-- start --

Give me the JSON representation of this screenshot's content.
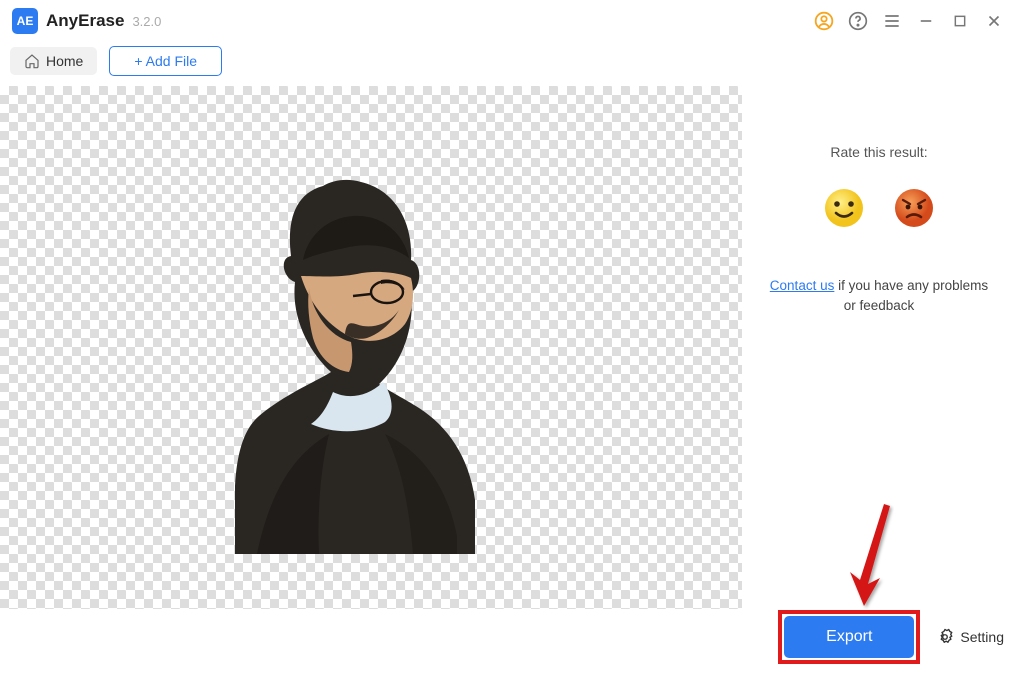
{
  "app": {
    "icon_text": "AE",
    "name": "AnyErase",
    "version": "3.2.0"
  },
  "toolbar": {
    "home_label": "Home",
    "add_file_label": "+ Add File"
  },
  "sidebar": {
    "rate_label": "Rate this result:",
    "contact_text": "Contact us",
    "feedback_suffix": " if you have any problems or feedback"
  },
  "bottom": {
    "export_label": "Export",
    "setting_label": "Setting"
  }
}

-- end --
-- start --

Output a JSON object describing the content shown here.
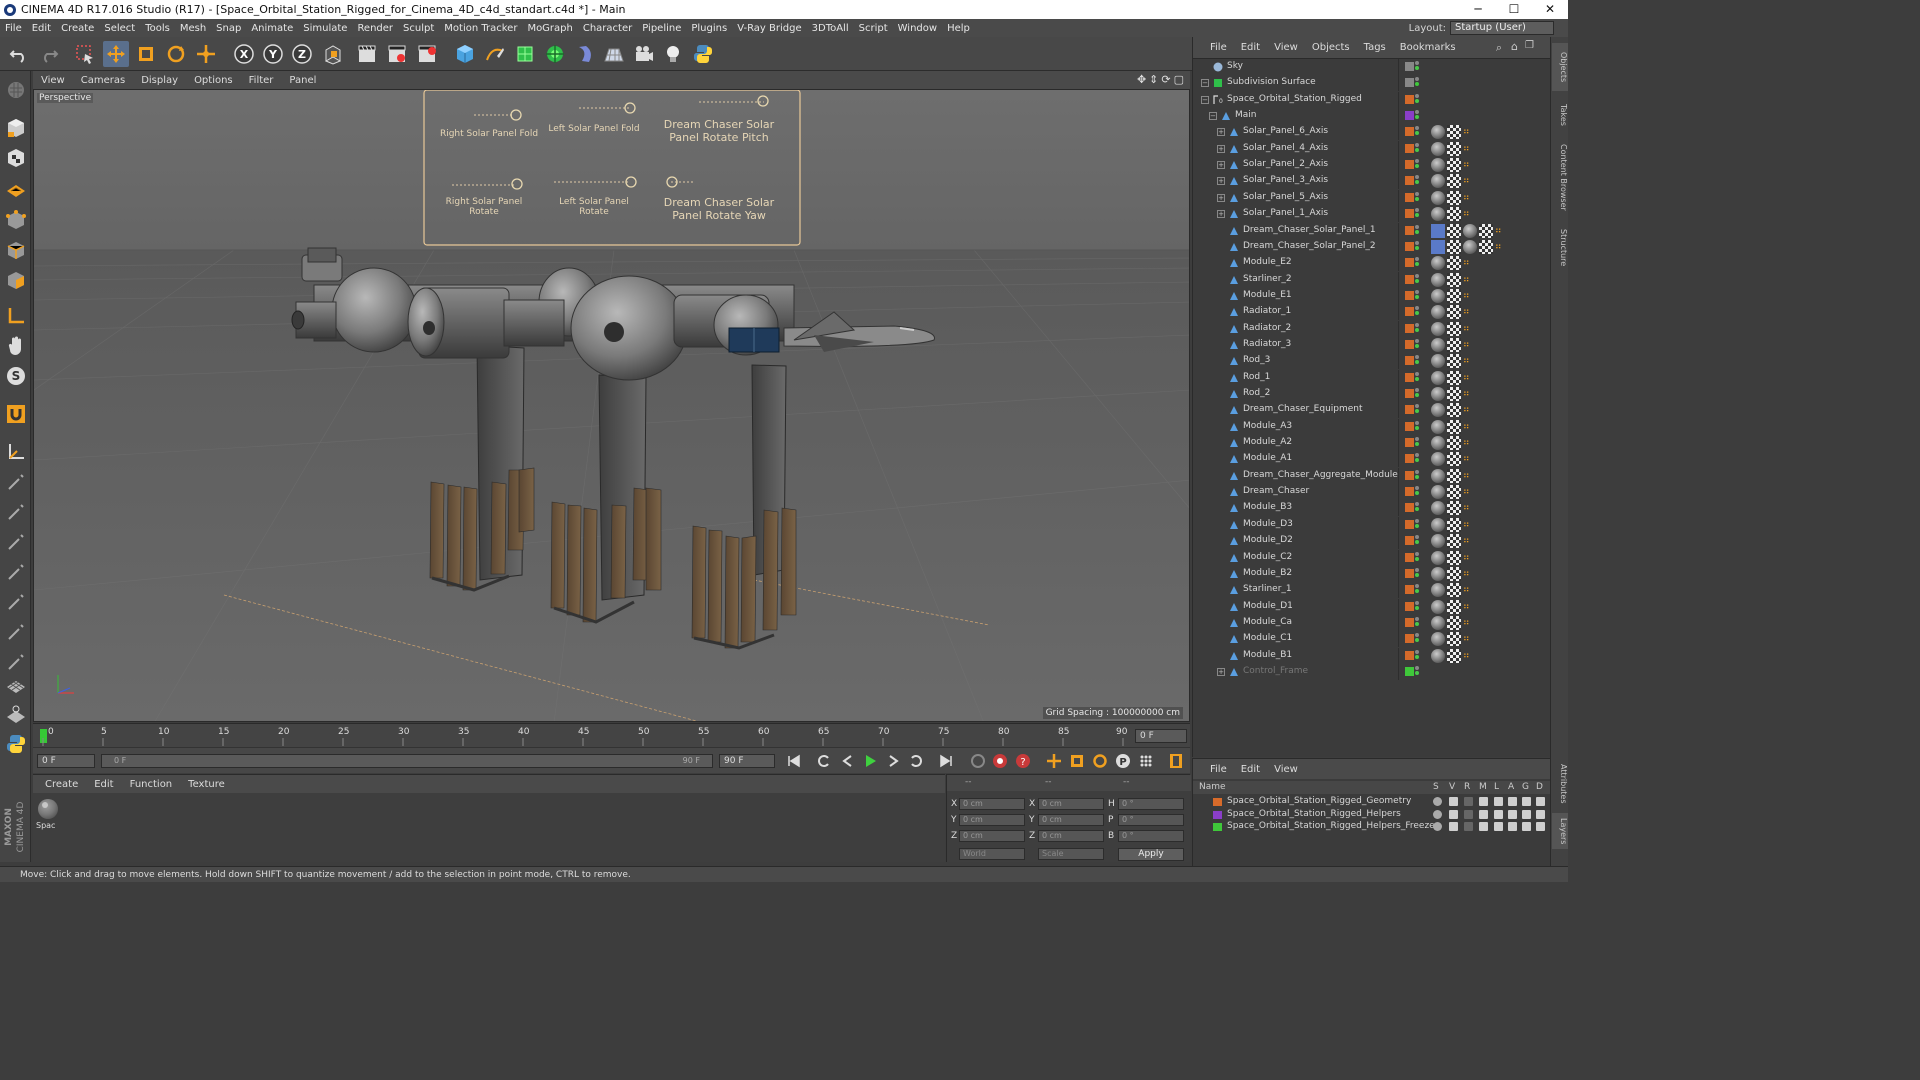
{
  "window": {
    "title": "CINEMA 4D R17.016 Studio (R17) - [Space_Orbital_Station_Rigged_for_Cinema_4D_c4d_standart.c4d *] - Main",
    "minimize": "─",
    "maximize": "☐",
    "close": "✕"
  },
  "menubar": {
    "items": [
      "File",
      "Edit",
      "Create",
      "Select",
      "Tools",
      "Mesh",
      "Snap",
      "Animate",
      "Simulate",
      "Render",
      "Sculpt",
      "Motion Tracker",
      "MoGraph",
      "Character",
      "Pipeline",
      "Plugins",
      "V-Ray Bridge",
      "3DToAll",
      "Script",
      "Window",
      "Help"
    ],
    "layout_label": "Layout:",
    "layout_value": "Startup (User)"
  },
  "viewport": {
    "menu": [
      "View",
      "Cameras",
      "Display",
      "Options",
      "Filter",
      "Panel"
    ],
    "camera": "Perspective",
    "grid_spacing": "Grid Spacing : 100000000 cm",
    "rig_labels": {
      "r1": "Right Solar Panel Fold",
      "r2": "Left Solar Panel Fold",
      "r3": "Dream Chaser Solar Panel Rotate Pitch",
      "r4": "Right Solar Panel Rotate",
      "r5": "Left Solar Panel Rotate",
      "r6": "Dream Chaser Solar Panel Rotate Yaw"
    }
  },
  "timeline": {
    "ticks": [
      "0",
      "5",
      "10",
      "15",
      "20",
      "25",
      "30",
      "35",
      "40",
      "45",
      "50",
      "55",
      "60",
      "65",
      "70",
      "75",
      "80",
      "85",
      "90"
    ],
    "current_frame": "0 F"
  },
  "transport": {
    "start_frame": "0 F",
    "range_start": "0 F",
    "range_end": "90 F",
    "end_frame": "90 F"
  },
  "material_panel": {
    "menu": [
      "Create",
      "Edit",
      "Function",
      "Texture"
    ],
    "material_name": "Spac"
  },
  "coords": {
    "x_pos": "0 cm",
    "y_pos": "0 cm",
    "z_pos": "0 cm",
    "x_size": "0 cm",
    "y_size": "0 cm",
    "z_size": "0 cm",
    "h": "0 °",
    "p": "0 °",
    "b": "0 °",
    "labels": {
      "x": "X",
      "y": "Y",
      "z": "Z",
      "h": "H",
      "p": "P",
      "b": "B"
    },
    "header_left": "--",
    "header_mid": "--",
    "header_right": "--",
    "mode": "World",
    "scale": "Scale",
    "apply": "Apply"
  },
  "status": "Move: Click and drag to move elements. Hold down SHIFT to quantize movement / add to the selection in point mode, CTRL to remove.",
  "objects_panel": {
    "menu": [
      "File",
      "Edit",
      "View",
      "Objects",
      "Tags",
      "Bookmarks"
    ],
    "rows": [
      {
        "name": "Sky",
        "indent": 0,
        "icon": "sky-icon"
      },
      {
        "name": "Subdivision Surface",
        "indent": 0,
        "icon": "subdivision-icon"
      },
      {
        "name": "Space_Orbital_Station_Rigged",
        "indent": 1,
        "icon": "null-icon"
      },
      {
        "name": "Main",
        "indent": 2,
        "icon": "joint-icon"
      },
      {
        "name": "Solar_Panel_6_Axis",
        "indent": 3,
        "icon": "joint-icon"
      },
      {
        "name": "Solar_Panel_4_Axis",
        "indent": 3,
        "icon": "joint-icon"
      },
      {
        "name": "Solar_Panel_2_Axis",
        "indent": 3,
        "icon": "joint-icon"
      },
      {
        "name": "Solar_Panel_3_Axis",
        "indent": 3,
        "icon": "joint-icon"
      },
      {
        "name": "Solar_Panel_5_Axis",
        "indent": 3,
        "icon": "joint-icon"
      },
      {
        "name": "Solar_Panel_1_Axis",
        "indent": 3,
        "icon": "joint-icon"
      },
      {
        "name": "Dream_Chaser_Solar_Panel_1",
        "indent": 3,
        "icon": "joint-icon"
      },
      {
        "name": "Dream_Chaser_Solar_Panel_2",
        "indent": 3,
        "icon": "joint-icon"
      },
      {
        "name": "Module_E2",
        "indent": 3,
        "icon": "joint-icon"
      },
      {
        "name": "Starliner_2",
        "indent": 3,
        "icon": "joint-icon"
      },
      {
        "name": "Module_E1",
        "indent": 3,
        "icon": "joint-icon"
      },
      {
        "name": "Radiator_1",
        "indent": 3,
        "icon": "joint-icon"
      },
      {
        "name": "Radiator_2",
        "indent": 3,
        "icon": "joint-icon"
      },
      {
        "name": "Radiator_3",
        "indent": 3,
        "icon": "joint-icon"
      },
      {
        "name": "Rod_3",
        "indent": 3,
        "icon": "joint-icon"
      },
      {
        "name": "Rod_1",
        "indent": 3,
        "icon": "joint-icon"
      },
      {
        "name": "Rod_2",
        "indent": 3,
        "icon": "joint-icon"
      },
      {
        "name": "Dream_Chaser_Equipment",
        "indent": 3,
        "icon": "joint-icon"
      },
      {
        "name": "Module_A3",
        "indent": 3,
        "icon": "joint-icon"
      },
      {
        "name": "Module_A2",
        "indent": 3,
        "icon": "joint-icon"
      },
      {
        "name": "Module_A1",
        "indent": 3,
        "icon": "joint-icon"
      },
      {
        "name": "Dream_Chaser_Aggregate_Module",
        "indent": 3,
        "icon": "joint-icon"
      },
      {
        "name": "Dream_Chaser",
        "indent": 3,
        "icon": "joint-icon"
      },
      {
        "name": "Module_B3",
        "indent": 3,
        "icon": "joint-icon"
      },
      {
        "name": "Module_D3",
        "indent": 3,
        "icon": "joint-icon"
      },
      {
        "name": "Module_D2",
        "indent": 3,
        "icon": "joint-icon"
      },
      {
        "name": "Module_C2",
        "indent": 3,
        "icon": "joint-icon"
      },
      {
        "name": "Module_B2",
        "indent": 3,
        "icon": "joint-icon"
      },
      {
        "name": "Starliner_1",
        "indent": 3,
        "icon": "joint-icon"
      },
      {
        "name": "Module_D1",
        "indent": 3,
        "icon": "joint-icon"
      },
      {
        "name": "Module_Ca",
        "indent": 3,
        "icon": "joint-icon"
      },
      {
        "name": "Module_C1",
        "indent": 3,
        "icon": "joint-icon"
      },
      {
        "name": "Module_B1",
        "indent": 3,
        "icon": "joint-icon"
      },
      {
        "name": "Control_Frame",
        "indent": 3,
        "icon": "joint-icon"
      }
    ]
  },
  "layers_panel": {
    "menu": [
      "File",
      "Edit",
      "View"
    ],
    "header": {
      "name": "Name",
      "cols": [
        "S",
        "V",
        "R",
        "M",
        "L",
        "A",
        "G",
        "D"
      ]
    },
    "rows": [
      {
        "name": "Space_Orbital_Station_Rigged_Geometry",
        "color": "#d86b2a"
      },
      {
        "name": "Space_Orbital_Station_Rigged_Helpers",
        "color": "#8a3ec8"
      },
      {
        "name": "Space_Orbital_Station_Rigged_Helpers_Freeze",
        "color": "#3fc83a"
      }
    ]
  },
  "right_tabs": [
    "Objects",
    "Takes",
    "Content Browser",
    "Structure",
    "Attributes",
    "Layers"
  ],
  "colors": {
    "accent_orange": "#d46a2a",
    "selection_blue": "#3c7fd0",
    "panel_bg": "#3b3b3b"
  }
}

-- end --
-- start --

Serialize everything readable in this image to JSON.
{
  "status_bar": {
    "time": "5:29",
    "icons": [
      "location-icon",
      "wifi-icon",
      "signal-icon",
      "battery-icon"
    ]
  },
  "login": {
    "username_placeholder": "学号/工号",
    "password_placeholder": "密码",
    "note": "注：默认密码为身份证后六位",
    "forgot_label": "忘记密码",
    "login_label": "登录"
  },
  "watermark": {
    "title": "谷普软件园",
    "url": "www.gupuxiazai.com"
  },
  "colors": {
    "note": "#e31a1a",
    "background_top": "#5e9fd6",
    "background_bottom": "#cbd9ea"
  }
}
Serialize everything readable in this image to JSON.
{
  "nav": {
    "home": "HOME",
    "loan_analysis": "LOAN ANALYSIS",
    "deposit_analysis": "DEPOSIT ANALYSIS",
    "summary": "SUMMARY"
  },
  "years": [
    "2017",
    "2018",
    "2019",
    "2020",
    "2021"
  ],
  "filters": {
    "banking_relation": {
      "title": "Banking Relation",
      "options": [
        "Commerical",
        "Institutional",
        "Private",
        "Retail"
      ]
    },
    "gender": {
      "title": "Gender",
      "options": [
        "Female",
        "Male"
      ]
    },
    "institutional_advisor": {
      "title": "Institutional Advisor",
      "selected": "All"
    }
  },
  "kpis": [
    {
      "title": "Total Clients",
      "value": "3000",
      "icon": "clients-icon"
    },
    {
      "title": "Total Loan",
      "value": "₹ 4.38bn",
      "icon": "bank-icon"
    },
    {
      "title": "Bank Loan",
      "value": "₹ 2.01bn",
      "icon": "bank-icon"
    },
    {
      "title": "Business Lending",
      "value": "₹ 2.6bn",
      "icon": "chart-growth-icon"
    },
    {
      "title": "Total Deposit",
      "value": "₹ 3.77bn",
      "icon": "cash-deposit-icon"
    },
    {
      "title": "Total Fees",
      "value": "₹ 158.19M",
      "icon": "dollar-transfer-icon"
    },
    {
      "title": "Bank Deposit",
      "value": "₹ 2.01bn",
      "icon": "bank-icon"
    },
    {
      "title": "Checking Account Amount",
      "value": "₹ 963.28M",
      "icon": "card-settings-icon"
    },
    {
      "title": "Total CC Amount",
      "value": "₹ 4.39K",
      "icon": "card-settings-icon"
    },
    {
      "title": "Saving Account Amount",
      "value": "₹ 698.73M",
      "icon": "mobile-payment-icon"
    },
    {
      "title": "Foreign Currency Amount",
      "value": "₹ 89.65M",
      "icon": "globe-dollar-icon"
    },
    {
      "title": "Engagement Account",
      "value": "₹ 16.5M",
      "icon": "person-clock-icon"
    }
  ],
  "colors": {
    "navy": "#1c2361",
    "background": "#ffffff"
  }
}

-- end --

Copy the lines from the entries above in which the word "Fold" appears.

      "r1": "Right Solar Panel Fold",
      "r2": "Left Solar Panel Fold",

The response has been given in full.